### Extrait
((

Dans un autre ordre d'idées, s'abstenir de
porter des signes religieux par les agents de la fonction publique et
parapublique est conséquent avec le principe de la séparation de l'État et de
la religion, mais j'aimerais insister sur un point : ou bien tous les
agents de l'État ont le droit de porter des signes religieux ou nul n'a le
droit de porter des signes religieux. Au
moins, le principe d'égalité est préservé. L'idée selon laquelle on interdirait
aux seuls juges et policiers le port des signes religieux est doublement
discriminatoire, il y a discrimination évidente... Oui?
Le Président (M. Ferland) : ...une
minute pour conclure.
M. Haroun (Sam) : C'est tout?
Le Président (M. Ferland) :
Oui.
M. Haroun (Sam) : Oh, mon Dieu! Il y
a discrimination administrative évidente… Bien, je vais faire la conclusion,
alors. Je peux aller à la conclusion?
Le consensus existe, il est sous nos yeux depuis
plusieurs années. Il était sous les yeux de la commission Bouchard-Taylor,
puisque le mandat de celle-ci était de baser ses recommandations sur trois
principes : la primauté de la langue française, l'égalité hommes-femmes et la séparation de
l'État et de la religion. La loi qui a créé la commission
Bouchard-Taylor comprenait ces trois principes, et cette loi a été adoptée à l'unanimité
par l'Assemblée nationale, elle a été accueillie favorablement par l'opinion
publique. Construisons sur ce que nous avons et qui est consensuel, c'est-à-dire sur le principe de la séparation de
l'État et de la religion, et nous verrons ensuite les modalités
d'application.
Moi, je m'arrête puisque...
Le
Président (M. Ferland) : Alors, merci. Merci, M. Haroun.
Nous allons maintenant débuter la période d'échange. Alors, M. le
ministre, la parole est à vous.
M. Drainville : Merci, M. le
Président. Bonjour, M. Haroun. Merci pour votre présentation.

))

### Actions à mener
1) Relevez dans l'extrait les principes sur lesquels la commission Bouchard-Taylor devait fonder ses recommandations.
2) Veuillez poursuivre l'extrait de la séance de commission en reprenant juste après « Merci pour votre présentation. »
Ces données n'ont aucun lien avec l'extrait.

### Bloc de données
((

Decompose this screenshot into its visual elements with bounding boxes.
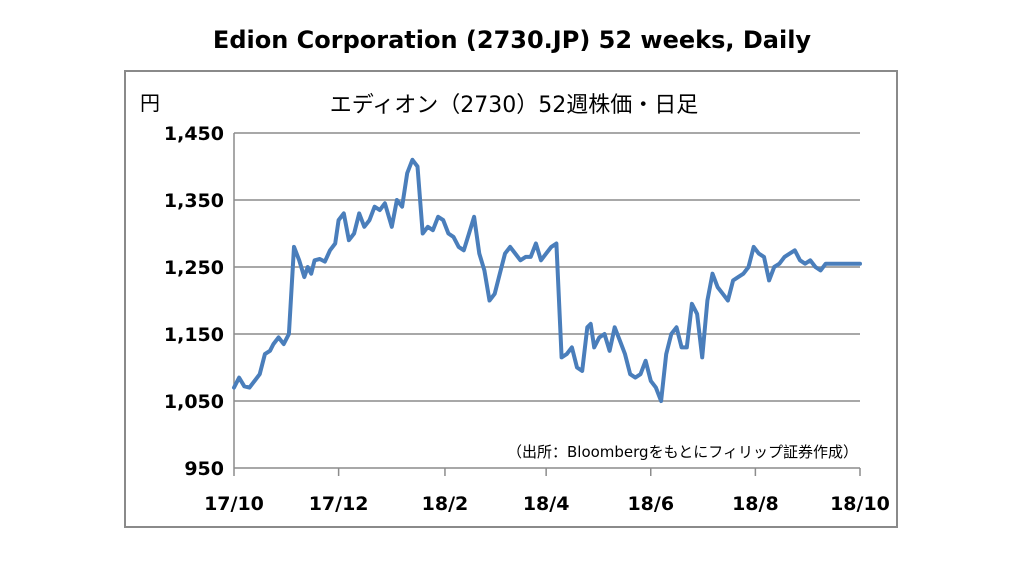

))

### Résultats par tâche
1)
- la primauté de la langue française
- l'égalité hommes-femmes
- la séparation de l'État et de la religion

2)
Je veux juste
être bien sûr, là, d'avoir saisi votre pensée. Si je vous comprends bien, vous
êtes d'accord, vous, avec l'interdiction de porter un signe religieux
pour un agent de l'État.
M. Haroun (Sam) : Oui.
M. Drainville : Et vous
n'avez aucune réserve là-dessus?
M. Haroun (Sam) : Non, pas du tout.
Mais… Et là j'ai été, pardonnez-moi, interrompu. Ce que je voulais dire, c'est que l'idée d'interdire aux seuls juges
et policiers sous prétexte qu'ils détiendraient une autorité, n'est-ce
pas, est une fausse bonne idée, parce que le
critère choisi, le critère d'autorité, est tout à fait subjectif. Il n'est dans
aucune loi, il n'a aucune assise
juridique. Si... Et, pire que ça, on est en train de privilégier la notion
d'autorité qui n'existe dans aucune des lois au détriment du principe d'égalité qui est un des fondements de
notre démocratie. Il y a quelque chose qui ne va pas. Et je préfère, moi
qui suis pour que les fonctionnaires s'abstiennent — je préfère le mot
«s'abstenir» qu'«interdire», n'est-ce
pas? — s'abstiennent
de porter... Je préfère qu'ils aient le droit de le faire, mais tous qu'ils
aient le droit de le faire ou tous
qu'ils n'aient pas le droit de le faire. Au moins, le principe d'égalité est
préservé, alors qu'avec la formule Bouchard-Taylor,
juges, et policiers, et gardiens de prison, ni le principe de laïcité n'est
respecté ni le principe d'égalité n'est respecté. Voilà.
M.
Drainville :
Pourquoi? Pourquoi le principe d'égalité n'est-il pas respecté avec la formule
Bouchard-Taylor?
M. Haroun
(Sam) : Bien, parce qu'il y
a des agents de l'État qui ont un droit que d'autres n'ont pas. Et il y a
un autre argument aussi : il y a une forme moins manifeste mais aussi réelle
de discrimination. Nous constatons que la majorité
des juges et des policiers sont des hommes et que la majorité des membres des
corps… des personnels infirmier et enseignant
sont des femmes. Dois-je comprendre que les postes majoritairement occupés par
les hommes ont plus d'autorité que les postes occupés majoritairement
par les femmes? C'est une question que je pose.
• (11 h 20) •
M.
Drainville : Et pourquoi, à votre avis, la neutralité
religieuse de l'État passe-t-elle par l'interdiction des signes
religieux ostentatoires? C'est quoi, les conséquences, selon vous, de… Quelles
sont les conséquences, selon vous, qu'un agent de l'État porte un signe
religieux ostentatoire?
M. Haroun
(Sam) : C'est exactement
pour les mêmes raisons que pour la neutralité politique. C'est pour
cela que je suis plutôt favorable à ce qu'on
modifie les articles 10 et 11 de la Loi sur la fonction publique qui parlent de neutralité politique des fonctionnaires et
d'ajouter juste «neutralité politique et religieuse».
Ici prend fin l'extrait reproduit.